--- GIVEN ENTRIES ---
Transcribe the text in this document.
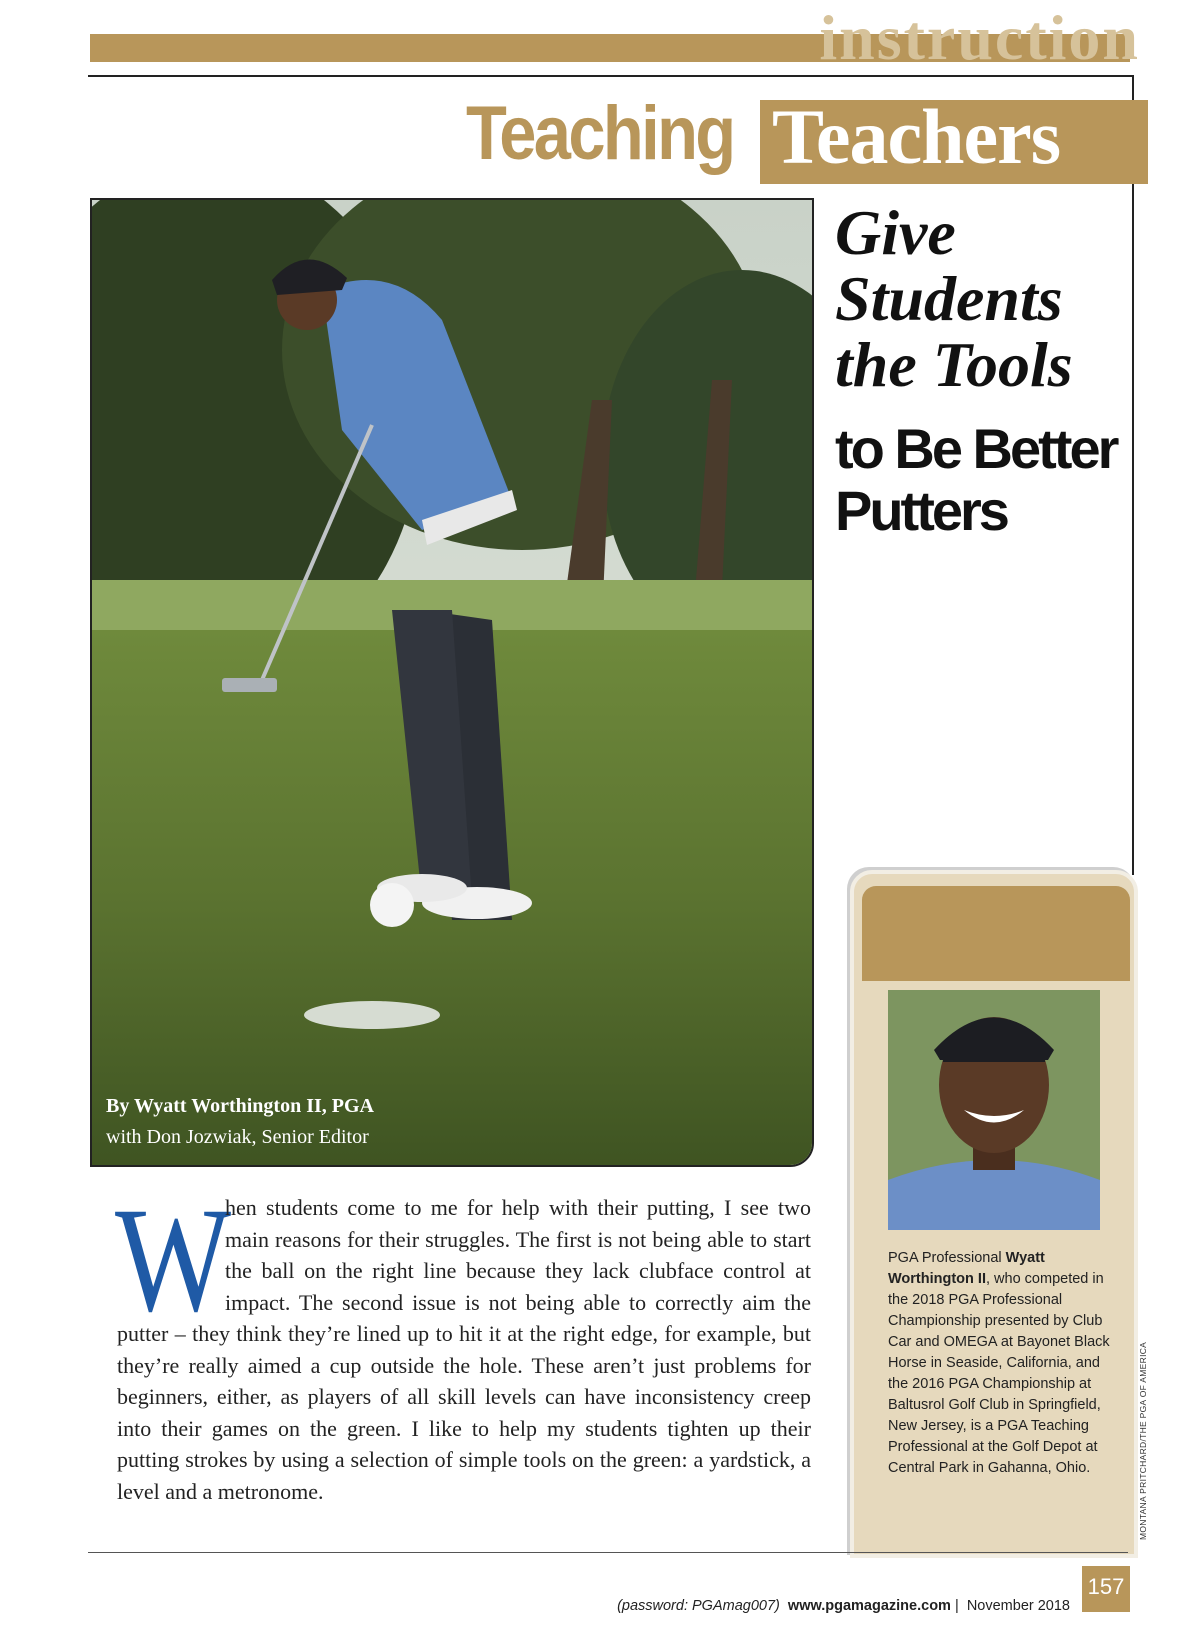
instruction
Teaching Teachers
By Wyatt Worthington II, PGA
with Don Jozwiak, Senior Editor
Give Students the Tools
to Be Better Putters
W
hen students come to me for help with their putting, I see two main reasons for their struggles. The first is not being able to start the ball on the right line because they lack clubface control at impact. The second issue is not being able to correctly aim the putter – they think they’re lined up to hit it at the right edge, for example, but they’re really aimed a cup outside the hole. These aren’t just problems for beginners, either, as players of all skill levels can have inconsistency creep into their games on the green. I like to help my students tighten up their putting strokes by using a selection of simple tools on the green: a yardstick, a level and a metronome.
PGA Professional Wyatt Worthington II, who competed in the 2018 PGA Professional Championship presented by Club Car and OMEGA at Bayonet Black Horse in Seaside, California, and the 2016 PGA Championship at Baltusrol Golf Club in Springfield, New Jersey, is a PGA Teaching Professional at the Golf Depot at Central Park in Gahanna, Ohio.	MONTANA PRITCHARD/THE PGA OF AMERICA
(password: PGAmag007) www.pgamagazine.com | November 2018
157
---
**REQUIRED WORK:**
How many of the lines above include the string "Teaching"? Reply with the number by itself.

**RESULT BELOW:**
2